▶ _PROBLEM DETAILS_: Go through the lines below. Copy those with "рентгенологическое".
»»
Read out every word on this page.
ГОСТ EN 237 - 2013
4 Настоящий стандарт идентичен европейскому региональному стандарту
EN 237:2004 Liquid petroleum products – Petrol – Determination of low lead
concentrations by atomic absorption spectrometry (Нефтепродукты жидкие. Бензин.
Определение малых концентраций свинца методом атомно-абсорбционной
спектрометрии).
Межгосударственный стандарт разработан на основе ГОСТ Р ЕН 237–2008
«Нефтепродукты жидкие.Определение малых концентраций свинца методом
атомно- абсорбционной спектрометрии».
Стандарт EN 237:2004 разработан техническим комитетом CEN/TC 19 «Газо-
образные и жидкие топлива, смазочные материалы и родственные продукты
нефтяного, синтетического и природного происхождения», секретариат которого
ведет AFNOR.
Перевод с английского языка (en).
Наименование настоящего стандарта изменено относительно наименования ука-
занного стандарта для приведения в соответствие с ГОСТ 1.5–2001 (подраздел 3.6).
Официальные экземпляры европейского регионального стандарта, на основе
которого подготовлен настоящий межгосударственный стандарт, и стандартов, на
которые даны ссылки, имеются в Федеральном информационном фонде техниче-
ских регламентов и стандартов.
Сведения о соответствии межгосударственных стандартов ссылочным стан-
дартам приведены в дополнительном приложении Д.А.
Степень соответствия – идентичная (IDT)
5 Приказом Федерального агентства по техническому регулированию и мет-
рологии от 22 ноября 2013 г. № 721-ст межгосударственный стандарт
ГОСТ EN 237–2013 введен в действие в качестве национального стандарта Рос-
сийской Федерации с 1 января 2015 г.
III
««
»»
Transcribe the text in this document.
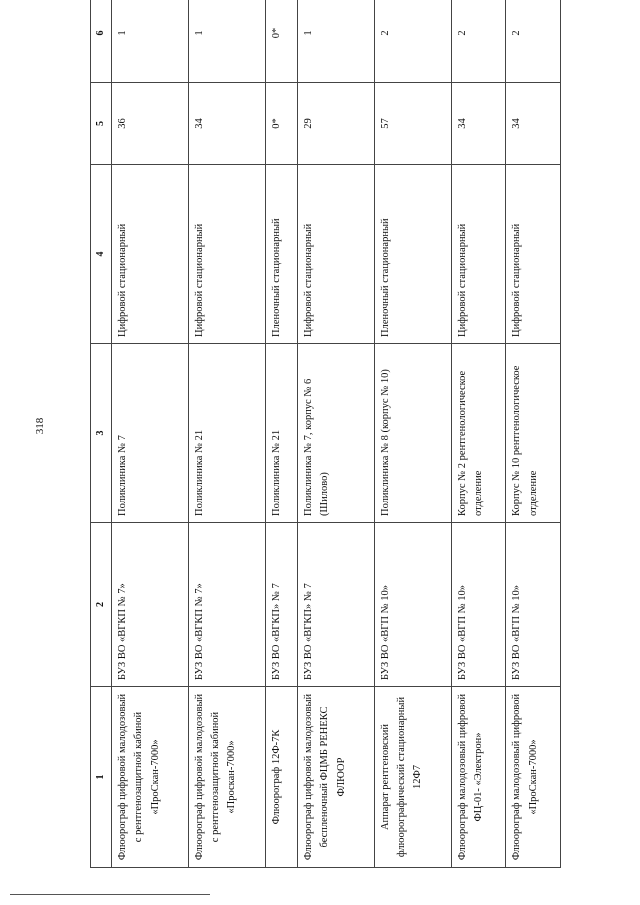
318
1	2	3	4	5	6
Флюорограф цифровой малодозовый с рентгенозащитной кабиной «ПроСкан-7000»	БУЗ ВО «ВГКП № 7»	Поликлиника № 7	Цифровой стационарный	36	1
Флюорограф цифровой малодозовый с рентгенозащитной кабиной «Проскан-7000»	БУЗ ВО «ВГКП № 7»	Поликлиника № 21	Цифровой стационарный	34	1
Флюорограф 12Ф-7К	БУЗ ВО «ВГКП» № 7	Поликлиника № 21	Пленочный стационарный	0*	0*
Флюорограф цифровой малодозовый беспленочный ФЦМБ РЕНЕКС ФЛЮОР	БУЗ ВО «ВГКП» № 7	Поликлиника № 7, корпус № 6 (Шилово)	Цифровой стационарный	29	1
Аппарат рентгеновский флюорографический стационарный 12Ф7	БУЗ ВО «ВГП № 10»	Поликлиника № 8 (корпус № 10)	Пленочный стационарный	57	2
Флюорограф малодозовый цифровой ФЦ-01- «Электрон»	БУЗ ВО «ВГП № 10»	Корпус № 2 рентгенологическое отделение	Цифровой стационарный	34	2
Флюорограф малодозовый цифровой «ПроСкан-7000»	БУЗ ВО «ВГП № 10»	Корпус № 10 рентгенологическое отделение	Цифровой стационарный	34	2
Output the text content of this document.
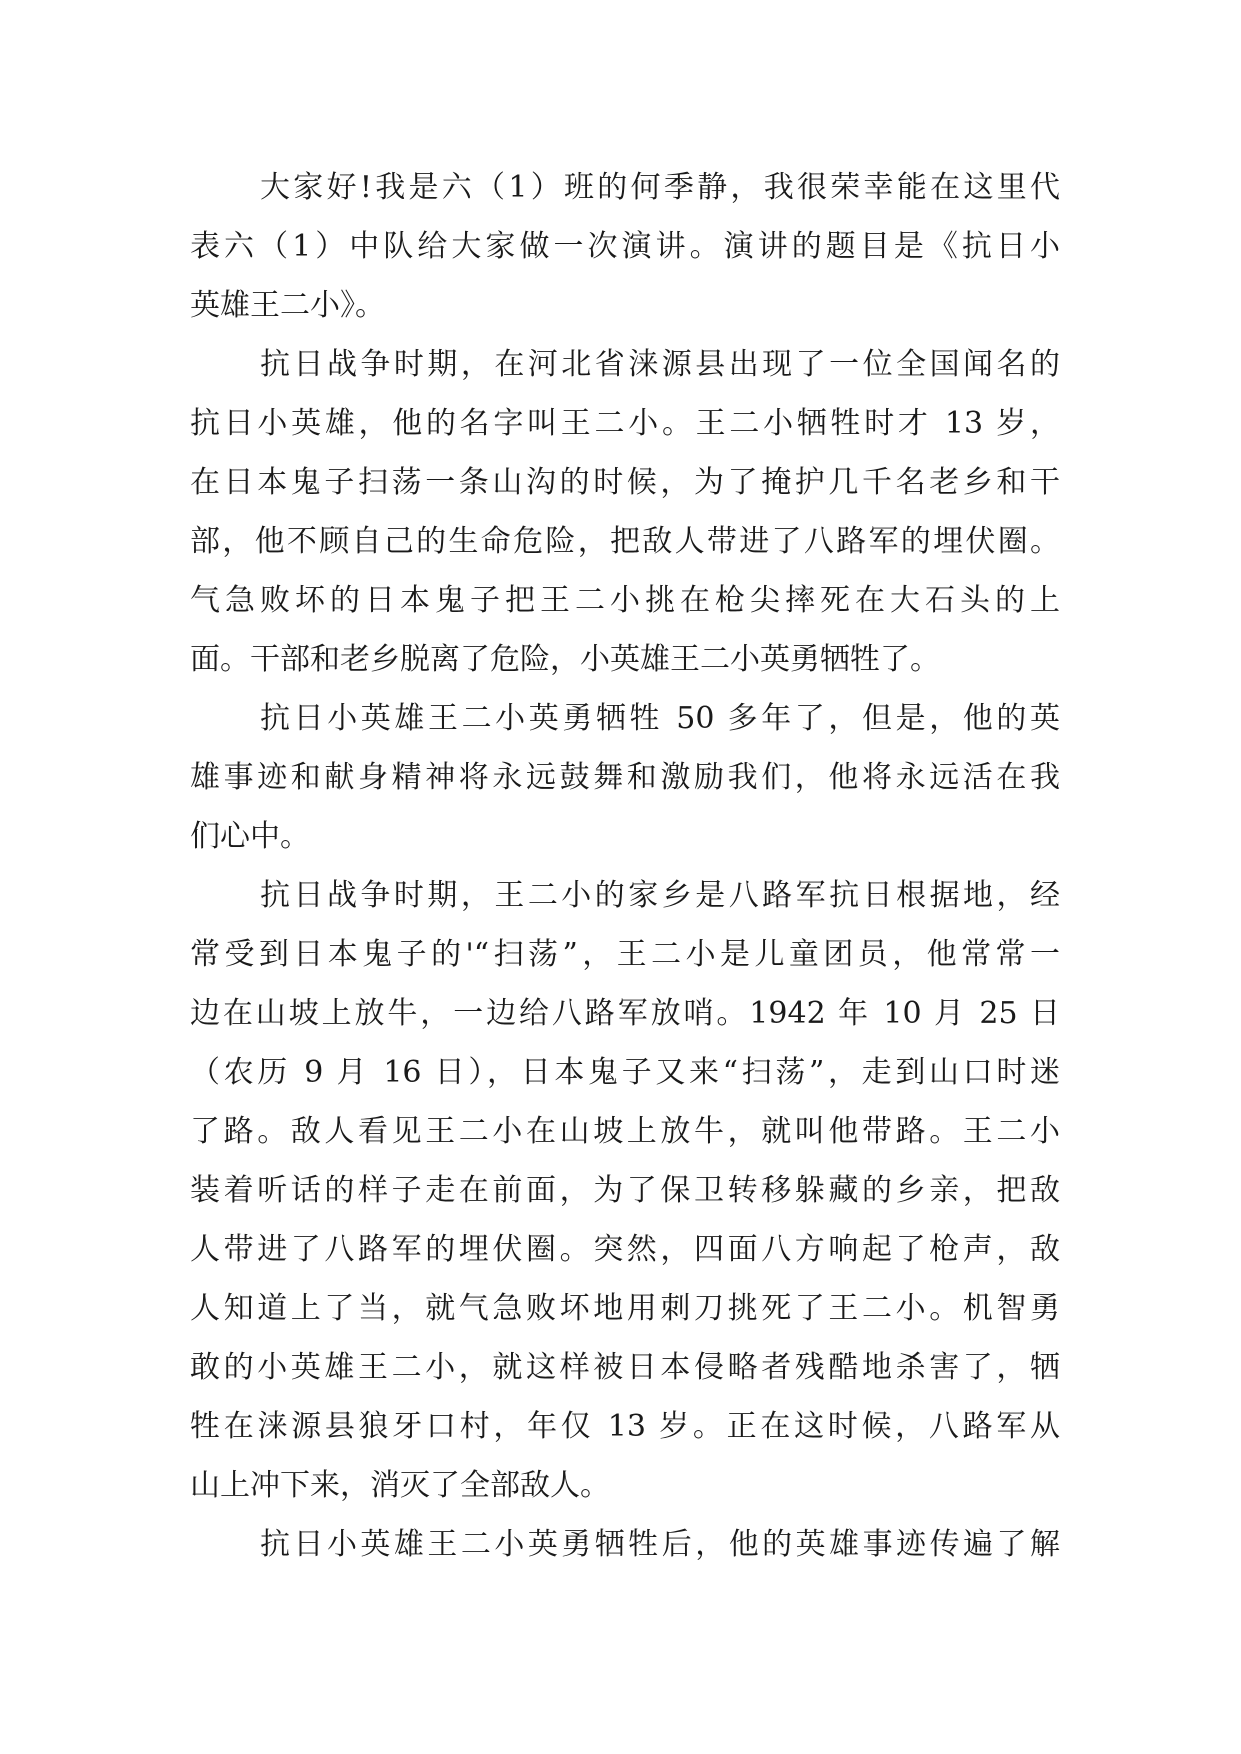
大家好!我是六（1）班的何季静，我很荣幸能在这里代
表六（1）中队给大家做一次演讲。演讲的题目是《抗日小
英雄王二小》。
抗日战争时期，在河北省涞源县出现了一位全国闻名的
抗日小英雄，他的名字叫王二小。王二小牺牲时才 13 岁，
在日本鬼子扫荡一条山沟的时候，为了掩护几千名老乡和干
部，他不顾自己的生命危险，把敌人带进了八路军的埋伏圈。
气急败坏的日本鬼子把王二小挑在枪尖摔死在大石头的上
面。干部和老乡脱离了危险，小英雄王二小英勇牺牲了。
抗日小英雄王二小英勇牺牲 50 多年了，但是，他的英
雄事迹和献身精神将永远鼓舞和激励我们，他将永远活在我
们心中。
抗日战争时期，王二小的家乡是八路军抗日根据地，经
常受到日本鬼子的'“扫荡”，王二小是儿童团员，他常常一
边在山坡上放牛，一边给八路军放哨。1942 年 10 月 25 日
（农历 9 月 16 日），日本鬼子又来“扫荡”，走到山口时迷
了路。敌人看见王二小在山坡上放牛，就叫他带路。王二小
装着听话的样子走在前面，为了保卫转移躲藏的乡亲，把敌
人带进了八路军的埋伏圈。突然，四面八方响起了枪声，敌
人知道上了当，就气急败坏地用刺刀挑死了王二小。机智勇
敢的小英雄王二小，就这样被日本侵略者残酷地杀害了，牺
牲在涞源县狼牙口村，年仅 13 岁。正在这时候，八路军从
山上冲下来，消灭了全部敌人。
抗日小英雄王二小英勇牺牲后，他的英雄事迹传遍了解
««
▶ _WRITTEN REPLY_:
Флюорограф малодозовый цифровой ФЦ-01- «Электрон»	БУЗ ВО «ВГП № 10»	Корпус № 2 рентгенологическое отделение	Цифровой стационарный	34	2
Флюорограф малодозовый цифровой «ПроСкан-7000»	БУЗ ВО «ВГП № 10»	Корпус № 10 рентгенологическое отделение	Цифровой стационарный	34	2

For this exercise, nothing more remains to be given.